**Working data**
——
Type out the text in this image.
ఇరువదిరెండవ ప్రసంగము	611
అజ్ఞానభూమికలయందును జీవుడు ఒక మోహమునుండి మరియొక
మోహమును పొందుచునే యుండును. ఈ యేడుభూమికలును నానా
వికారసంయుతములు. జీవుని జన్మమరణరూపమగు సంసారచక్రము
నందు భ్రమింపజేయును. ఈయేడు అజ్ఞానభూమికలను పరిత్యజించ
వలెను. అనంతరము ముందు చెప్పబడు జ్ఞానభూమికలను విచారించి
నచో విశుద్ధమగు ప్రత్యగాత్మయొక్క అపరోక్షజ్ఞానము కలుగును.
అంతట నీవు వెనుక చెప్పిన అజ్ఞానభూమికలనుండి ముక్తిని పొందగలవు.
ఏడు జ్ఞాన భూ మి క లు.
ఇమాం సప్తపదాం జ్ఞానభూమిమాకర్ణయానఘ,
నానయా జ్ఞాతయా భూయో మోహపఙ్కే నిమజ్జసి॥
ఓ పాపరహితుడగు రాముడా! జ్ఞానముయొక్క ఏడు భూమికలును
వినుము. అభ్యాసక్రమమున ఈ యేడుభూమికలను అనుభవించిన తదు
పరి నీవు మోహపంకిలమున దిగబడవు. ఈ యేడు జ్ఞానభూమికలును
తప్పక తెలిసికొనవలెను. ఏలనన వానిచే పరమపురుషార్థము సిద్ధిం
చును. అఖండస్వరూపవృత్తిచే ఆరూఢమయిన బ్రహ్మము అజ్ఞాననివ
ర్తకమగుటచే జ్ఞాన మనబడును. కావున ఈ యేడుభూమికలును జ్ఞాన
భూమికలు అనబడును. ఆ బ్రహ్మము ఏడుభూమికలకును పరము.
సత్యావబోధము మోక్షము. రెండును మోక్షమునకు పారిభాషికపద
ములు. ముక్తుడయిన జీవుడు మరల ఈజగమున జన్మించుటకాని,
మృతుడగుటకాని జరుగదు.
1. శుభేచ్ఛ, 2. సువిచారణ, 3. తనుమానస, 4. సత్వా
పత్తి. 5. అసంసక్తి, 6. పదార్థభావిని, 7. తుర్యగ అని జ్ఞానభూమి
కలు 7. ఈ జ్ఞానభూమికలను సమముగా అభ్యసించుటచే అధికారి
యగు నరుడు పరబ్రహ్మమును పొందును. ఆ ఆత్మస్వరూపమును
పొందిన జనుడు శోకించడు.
——
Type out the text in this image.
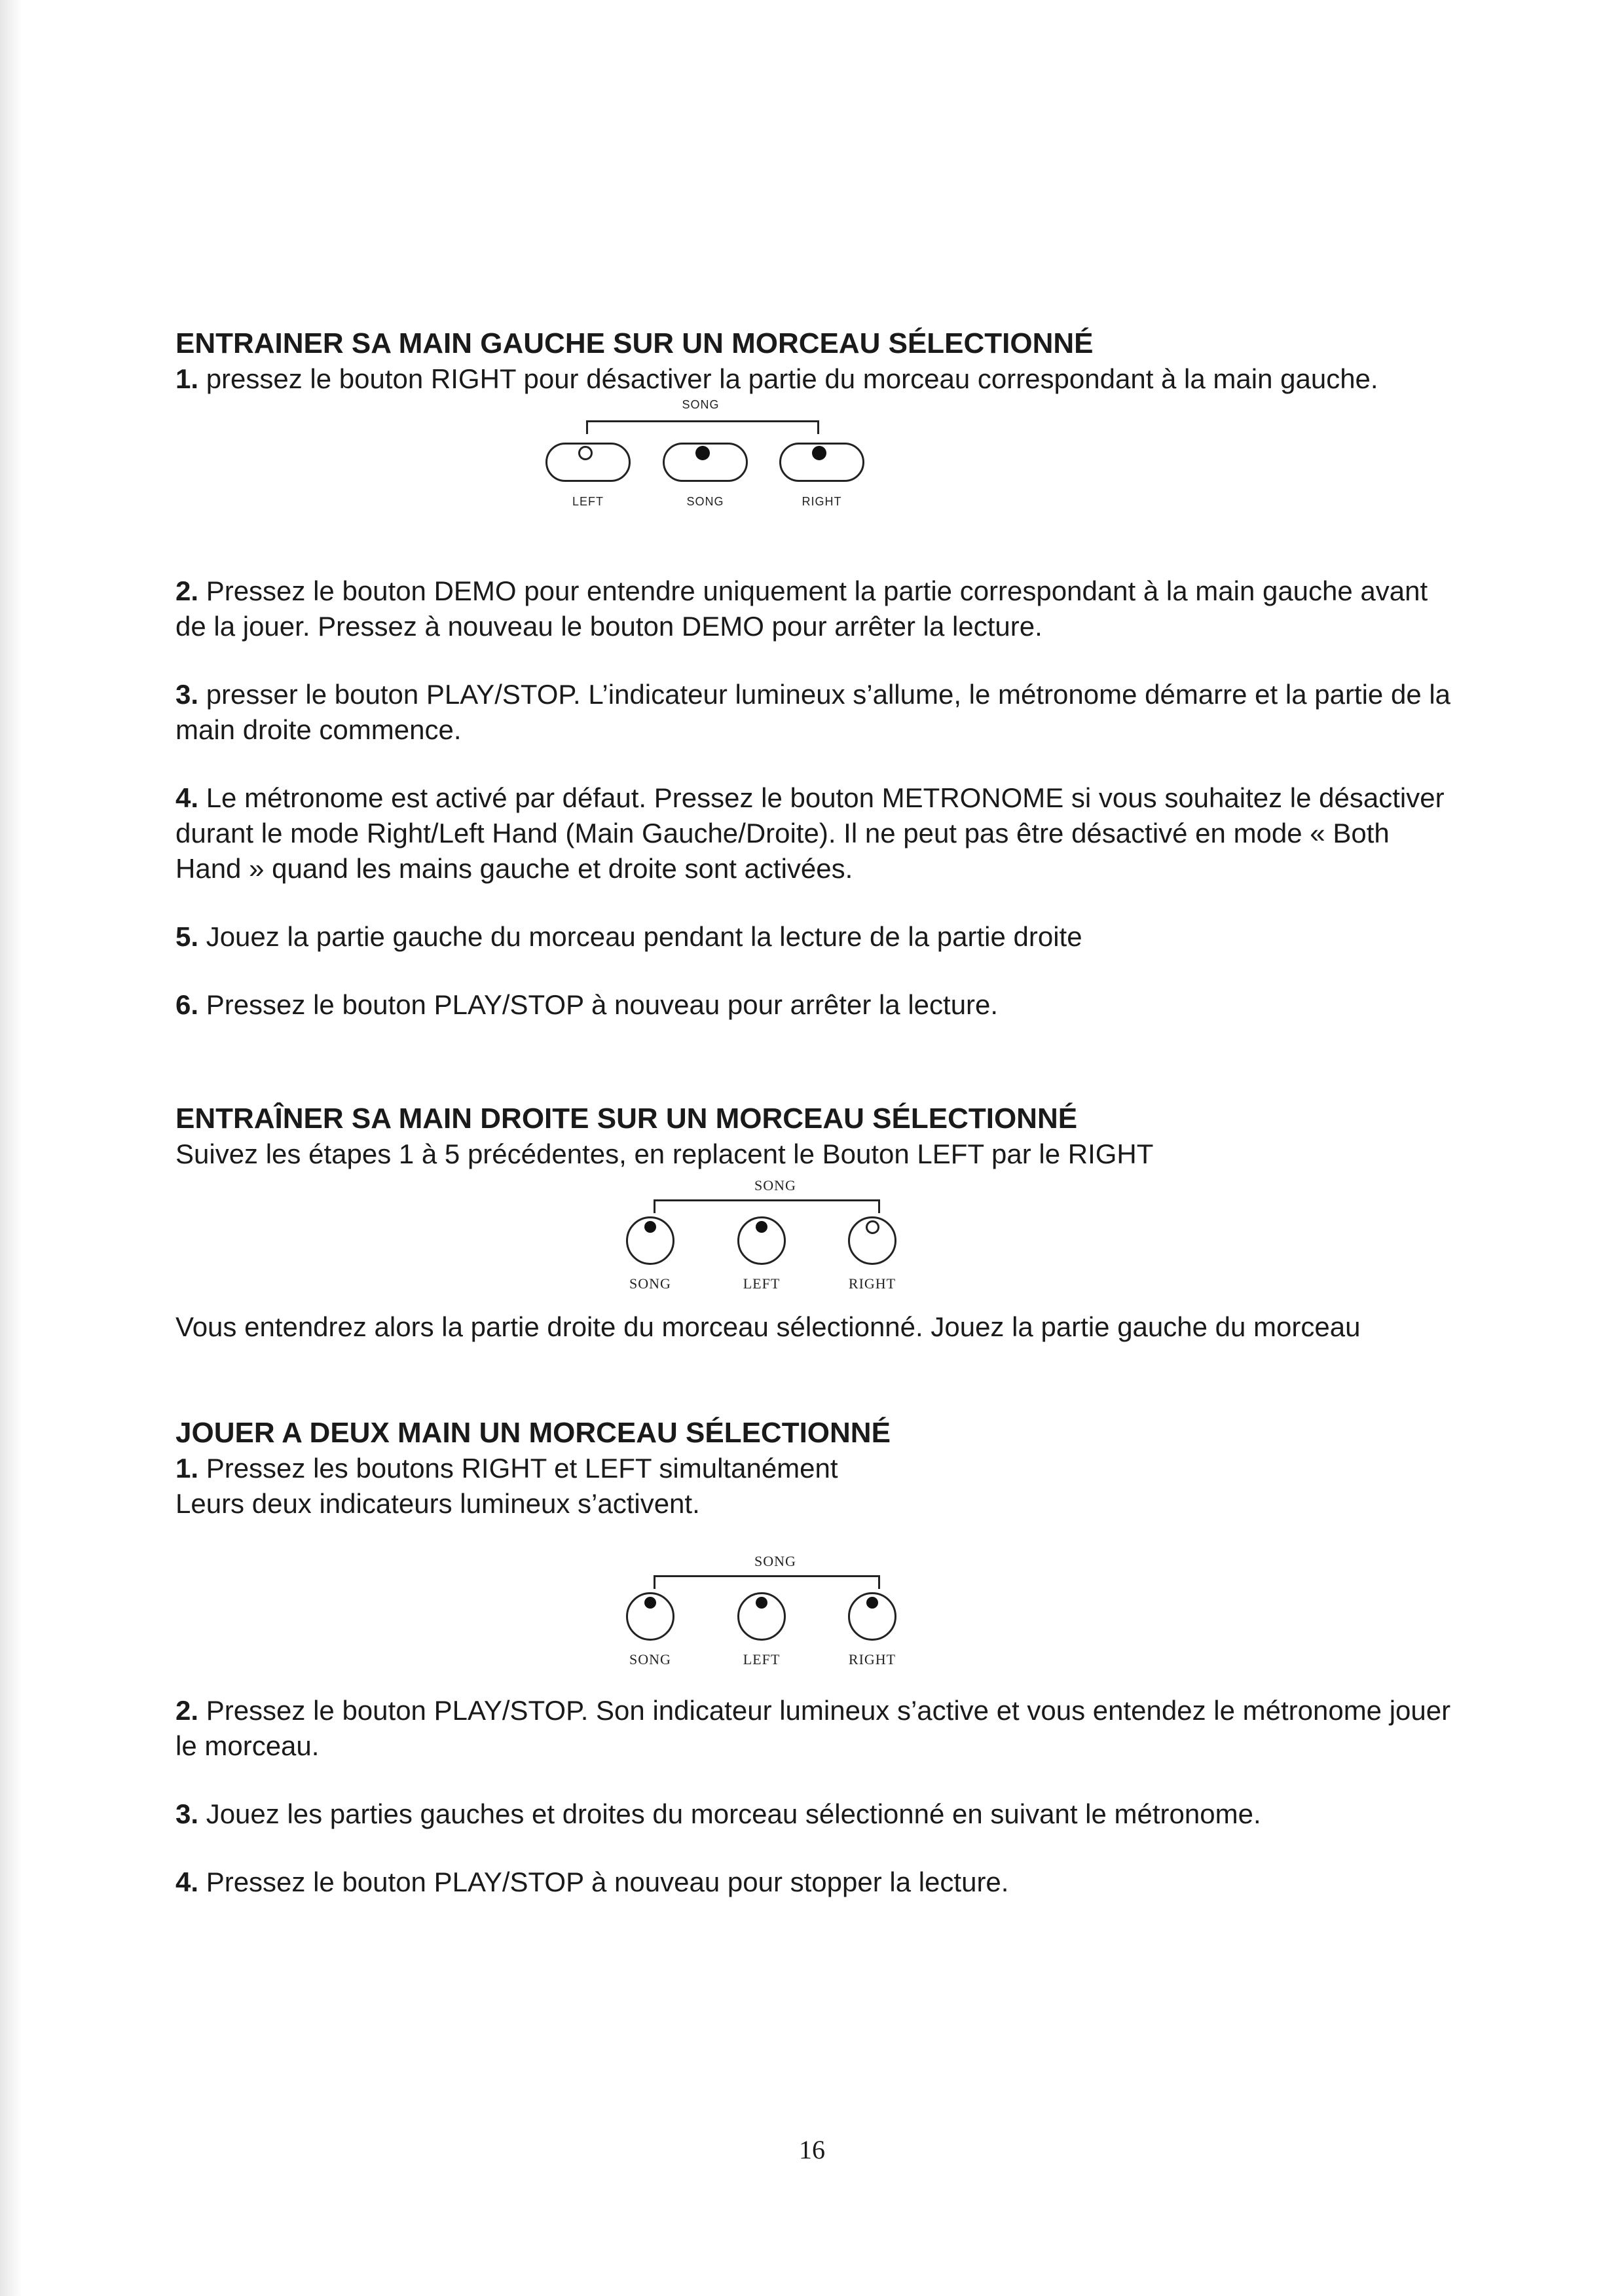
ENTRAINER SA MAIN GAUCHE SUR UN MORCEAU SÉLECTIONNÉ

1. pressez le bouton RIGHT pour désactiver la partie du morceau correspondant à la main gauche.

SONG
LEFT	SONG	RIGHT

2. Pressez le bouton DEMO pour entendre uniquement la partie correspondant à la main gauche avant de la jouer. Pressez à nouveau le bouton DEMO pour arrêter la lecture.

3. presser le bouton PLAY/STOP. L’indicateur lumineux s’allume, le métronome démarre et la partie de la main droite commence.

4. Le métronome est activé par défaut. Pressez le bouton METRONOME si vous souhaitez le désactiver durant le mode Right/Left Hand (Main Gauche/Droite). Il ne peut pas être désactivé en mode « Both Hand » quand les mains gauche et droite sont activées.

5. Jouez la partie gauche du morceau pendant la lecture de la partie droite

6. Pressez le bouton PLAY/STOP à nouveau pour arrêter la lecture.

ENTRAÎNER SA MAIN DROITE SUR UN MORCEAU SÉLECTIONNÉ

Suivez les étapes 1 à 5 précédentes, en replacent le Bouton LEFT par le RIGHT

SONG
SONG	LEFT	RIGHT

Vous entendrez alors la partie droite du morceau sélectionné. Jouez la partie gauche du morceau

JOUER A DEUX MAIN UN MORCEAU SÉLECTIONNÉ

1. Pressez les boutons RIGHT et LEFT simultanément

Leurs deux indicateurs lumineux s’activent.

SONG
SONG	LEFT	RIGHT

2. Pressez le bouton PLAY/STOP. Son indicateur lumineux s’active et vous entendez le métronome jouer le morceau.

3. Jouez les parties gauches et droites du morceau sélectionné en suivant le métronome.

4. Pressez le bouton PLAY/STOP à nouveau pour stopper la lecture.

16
——
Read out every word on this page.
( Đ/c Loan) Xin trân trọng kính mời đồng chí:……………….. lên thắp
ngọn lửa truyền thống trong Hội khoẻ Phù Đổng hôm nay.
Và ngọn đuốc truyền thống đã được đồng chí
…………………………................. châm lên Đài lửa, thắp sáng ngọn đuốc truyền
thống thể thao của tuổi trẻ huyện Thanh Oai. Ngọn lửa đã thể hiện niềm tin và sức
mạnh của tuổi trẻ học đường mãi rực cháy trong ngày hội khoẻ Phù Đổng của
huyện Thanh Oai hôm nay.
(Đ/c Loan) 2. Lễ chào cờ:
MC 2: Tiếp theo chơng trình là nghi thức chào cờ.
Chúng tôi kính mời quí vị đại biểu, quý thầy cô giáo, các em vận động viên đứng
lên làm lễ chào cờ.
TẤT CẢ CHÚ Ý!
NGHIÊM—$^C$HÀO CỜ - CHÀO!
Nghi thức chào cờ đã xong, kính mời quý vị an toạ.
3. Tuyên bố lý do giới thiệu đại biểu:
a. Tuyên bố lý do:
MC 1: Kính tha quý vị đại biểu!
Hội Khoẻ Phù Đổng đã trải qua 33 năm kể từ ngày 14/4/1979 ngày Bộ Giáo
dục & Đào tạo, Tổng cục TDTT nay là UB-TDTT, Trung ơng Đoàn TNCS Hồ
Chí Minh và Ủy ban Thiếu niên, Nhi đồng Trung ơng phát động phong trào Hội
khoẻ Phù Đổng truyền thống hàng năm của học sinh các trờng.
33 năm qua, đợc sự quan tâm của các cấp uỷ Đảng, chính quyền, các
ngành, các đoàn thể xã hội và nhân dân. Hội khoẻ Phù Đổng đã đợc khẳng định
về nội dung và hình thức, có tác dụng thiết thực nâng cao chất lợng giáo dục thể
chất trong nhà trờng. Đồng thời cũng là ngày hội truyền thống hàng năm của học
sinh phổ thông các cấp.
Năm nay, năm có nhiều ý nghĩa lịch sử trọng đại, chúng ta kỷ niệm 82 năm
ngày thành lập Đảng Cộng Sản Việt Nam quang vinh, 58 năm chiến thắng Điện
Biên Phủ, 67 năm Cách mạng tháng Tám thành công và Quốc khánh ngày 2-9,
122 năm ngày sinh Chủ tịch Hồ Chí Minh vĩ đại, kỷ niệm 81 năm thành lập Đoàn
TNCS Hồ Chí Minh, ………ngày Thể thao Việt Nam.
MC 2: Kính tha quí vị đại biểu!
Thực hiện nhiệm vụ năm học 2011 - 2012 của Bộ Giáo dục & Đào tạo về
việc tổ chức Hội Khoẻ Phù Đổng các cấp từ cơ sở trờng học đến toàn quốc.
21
——
**Your objective**
Only lines with "động" are wanted here; list each of them.

**Task solution**
Chúng tôi kính mời quí vị đại biểu, quý thầy cô giáo, các em vận động viên đứng
Chí Minh và Ủy ban Thiếu niên, Nhi đồng Trung ơng phát động phong trào Hội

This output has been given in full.